Dataset records of document pages
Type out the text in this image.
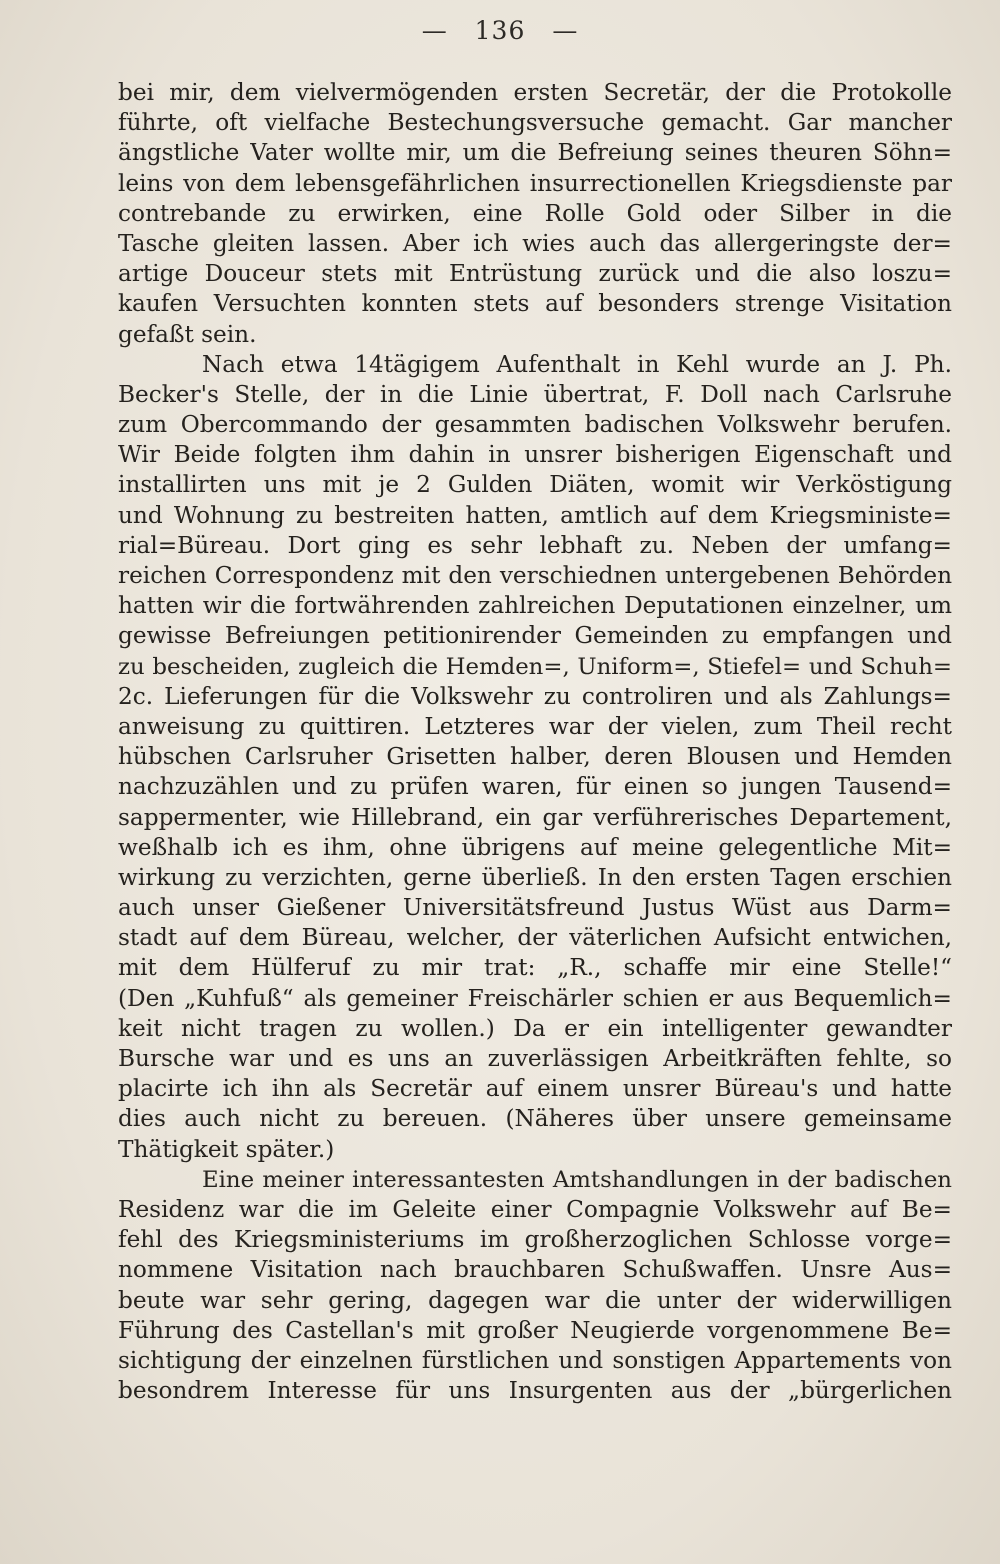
— 136 —
bei mir, dem vielvermögenden ersten Secretär, der die Protokolle
führte, oft vielfache Bestechungsversuche gemacht. Gar mancher
ängstliche Vater wollte mir, um die Befreiung seines theuren Söhn=
leins von dem lebensgefährlichen insurrectionellen Kriegsdienste par
contrebande zu erwirken, eine Rolle Gold oder Silber in die
Tasche gleiten lassen. Aber ich wies auch das allergeringste der=
artige Douceur stets mit Entrüstung zurück und die also loszu=
kaufen Versuchten konnten stets auf besonders strenge Visitation
gefaßt sein.
Nach etwa 14tägigem Aufenthalt in Kehl wurde an J. Ph.
Becker's Stelle, der in die Linie übertrat, F. Doll nach Carlsruhe
zum Obercommando der gesammten badischen Volkswehr berufen.
Wir Beide folgten ihm dahin in unsrer bisherigen Eigenschaft und
installirten uns mit je 2 Gulden Diäten, womit wir Verköstigung
und Wohnung zu bestreiten hatten, amtlich auf dem Kriegsministe=
rial=Büreau. Dort ging es sehr lebhaft zu. Neben der umfang=
reichen Correspondenz mit den verschiednen untergebenen Behörden
hatten wir die fortwährenden zahlreichen Deputationen einzelner, um
gewisse Befreiungen petitionirender Gemeinden zu empfangen und
zu bescheiden, zugleich die Hemden=, Uniform=, Stiefel= und Schuh=
2c. Lieferungen für die Volkswehr zu controliren und als Zahlungs=
anweisung zu quittiren. Letzteres war der vielen, zum Theil recht
hübschen Carlsruher Grisetten halber, deren Blousen und Hemden
nachzuzählen und zu prüfen waren, für einen so jungen Tausend=
sappermenter, wie Hillebrand, ein gar verführerisches Departement,
weßhalb ich es ihm, ohne übrigens auf meine gelegentliche Mit=
wirkung zu verzichten, gerne überließ. In den ersten Tagen erschien
auch unser Gießener Universitätsfreund Justus Wüst aus Darm=
stadt auf dem Büreau, welcher, der väterlichen Aufsicht entwichen,
mit dem Hülferuf zu mir trat: „R., schaffe mir eine Stelle!“
(Den „Kuhfuß“ als gemeiner Freischärler schien er aus Bequemlich=
keit nicht tragen zu wollen.) Da er ein intelligenter gewandter
Bursche war und es uns an zuverlässigen Arbeitkräften fehlte, so
placirte ich ihn als Secretär auf einem unsrer Büreau's und hatte
dies auch nicht zu bereuen. (Näheres über unsere gemeinsame
Thätigkeit später.)
Eine meiner interessantesten Amtshandlungen in der badischen
Residenz war die im Geleite einer Compagnie Volkswehr auf Be=
fehl des Kriegsministeriums im großherzoglichen Schlosse vorge=
nommene Visitation nach brauchbaren Schußwaffen. Unsre Aus=
beute war sehr gering, dagegen war die unter der widerwilligen
Führung des Castellan's mit großer Neugierde vorgenommene Be=
sichtigung der einzelnen fürstlichen und sonstigen Appartements von
besondrem Interesse für uns Insurgenten aus der „bürgerlichen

TO DO
The pictures should be dropped, and every line above should be set down again exactly.

ANSWER SPACE
Type out the text in this image.
— 136 —
bei mir, dem vielvermögenden ersten Secretär, der die Protokolle
führte, oft vielfache Bestechungsversuche gemacht. Gar mancher
ängstliche Vater wollte mir, um die Befreiung seines theuren Söhn=
leins von dem lebensgefährlichen insurrectionellen Kriegsdienste par
contrebande zu erwirken, eine Rolle Gold oder Silber in die
Tasche gleiten lassen. Aber ich wies auch das allergeringste der=
artige Douceur stets mit Entrüstung zurück und die also loszu=
kaufen Versuchten konnten stets auf besonders strenge Visitation
gefaßt sein.
Nach etwa 14tägigem Aufenthalt in Kehl wurde an J. Ph.
Becker's Stelle, der in die Linie übertrat, F. Doll nach Carlsruhe
zum Obercommando der gesammten badischen Volkswehr berufen.
Wir Beide folgten ihm dahin in unsrer bisherigen Eigenschaft und
installirten uns mit je 2 Gulden Diäten, womit wir Verköstigung
und Wohnung zu bestreiten hatten, amtlich auf dem Kriegsministe=
rial=Büreau. Dort ging es sehr lebhaft zu. Neben der umfang=
reichen Correspondenz mit den verschiednen untergebenen Behörden
hatten wir die fortwährenden zahlreichen Deputationen einzelner, um
gewisse Befreiungen petitionirender Gemeinden zu empfangen und
zu bescheiden, zugleich die Hemden=, Uniform=, Stiefel= und Schuh=
2c. Lieferungen für die Volkswehr zu controliren und als Zahlungs=
anweisung zu quittiren. Letzteres war der vielen, zum Theil recht
hübschen Carlsruher Grisetten halber, deren Blousen und Hemden
nachzuzählen und zu prüfen waren, für einen so jungen Tausend=
sappermenter, wie Hillebrand, ein gar verführerisches Departement,
weßhalb ich es ihm, ohne übrigens auf meine gelegentliche Mit=
wirkung zu verzichten, gerne überließ. In den ersten Tagen erschien
auch unser Gießener Universitätsfreund Justus Wüst aus Darm=
stadt auf dem Büreau, welcher, der väterlichen Aufsicht entwichen,
mit dem Hülferuf zu mir trat: „R., schaffe mir eine Stelle!“
(Den „Kuhfuß“ als gemeiner Freischärler schien er aus Bequemlich=
keit nicht tragen zu wollen.) Da er ein intelligenter gewandter
Bursche war und es uns an zuverlässigen Arbeitkräften fehlte, so
placirte ich ihn als Secretär auf einem unsrer Büreau's und hatte
dies auch nicht zu bereuen. (Näheres über unsere gemeinsame
Thätigkeit später.)
Eine meiner interessantesten Amtshandlungen in der badischen
Residenz war die im Geleite einer Compagnie Volkswehr auf Be=
fehl des Kriegsministeriums im großherzoglichen Schlosse vorge=
nommene Visitation nach brauchbaren Schußwaffen. Unsre Aus=
beute war sehr gering, dagegen war die unter der widerwilligen
Führung des Castellan's mit großer Neugierde vorgenommene Be=
sichtigung der einzelnen fürstlichen und sonstigen Appartements von
besondrem Interesse für uns Insurgenten aus der „bürgerlichen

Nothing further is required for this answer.